Required task. Where a line contains the word "Derecho", copy that line in full.

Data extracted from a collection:
_____
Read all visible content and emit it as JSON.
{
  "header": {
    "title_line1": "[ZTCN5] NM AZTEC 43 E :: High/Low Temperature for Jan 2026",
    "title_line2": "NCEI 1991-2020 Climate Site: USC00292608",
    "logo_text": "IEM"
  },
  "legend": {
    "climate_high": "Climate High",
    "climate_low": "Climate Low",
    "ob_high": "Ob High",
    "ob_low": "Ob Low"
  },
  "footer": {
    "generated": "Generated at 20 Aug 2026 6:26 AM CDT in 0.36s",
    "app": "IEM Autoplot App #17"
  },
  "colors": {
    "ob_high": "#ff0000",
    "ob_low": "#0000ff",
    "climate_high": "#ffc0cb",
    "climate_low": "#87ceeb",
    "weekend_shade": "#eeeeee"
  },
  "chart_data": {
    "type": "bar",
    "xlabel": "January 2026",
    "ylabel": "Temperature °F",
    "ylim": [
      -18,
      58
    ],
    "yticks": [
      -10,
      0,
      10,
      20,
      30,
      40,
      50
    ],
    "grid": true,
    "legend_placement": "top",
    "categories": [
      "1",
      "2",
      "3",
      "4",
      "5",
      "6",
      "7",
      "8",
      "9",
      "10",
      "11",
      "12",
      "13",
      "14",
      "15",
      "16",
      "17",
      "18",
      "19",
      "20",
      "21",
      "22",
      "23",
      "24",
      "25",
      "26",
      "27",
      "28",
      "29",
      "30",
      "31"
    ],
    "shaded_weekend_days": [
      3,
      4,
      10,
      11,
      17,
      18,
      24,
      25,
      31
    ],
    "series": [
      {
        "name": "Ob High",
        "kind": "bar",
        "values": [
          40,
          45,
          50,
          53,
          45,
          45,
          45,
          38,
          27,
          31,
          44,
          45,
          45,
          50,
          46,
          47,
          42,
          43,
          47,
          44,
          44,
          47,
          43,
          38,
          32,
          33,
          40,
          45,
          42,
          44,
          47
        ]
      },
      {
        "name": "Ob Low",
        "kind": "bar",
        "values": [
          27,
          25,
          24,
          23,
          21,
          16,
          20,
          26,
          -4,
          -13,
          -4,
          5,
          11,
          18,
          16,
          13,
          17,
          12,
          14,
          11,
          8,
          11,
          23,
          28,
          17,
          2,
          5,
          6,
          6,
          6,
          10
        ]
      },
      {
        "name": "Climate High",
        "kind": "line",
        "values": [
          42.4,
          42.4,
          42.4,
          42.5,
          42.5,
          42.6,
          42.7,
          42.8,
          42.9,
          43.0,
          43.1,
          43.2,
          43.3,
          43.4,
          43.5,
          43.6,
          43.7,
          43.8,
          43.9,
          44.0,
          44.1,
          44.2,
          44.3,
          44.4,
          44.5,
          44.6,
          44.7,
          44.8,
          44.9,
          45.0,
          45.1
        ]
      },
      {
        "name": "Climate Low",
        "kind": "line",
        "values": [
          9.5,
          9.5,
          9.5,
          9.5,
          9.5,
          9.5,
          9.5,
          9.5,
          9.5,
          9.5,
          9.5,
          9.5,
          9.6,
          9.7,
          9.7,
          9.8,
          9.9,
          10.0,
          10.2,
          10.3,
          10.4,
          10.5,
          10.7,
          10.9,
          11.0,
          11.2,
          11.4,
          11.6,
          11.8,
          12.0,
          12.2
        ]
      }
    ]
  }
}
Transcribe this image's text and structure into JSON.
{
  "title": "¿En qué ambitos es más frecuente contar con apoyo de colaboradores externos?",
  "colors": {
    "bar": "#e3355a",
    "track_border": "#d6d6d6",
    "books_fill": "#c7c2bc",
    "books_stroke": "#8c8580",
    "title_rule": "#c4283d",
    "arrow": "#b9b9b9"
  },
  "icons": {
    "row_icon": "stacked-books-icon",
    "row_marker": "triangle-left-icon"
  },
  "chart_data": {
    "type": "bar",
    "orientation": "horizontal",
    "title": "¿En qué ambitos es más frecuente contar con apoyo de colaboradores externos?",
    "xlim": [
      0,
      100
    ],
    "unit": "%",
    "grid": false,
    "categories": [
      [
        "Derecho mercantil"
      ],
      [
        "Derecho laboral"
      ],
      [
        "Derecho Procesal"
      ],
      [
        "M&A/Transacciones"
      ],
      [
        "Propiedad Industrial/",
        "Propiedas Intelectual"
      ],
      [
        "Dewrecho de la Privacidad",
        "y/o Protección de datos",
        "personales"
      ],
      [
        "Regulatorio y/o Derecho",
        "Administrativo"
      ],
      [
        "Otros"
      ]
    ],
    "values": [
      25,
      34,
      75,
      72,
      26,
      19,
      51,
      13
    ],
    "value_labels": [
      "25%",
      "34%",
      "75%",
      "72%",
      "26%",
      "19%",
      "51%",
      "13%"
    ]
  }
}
_____
Solved exercise.
        "Derecho mercantil"
        "Derecho laboral"
        "Derecho Procesal"
        "Regulatorio y/o Derecho",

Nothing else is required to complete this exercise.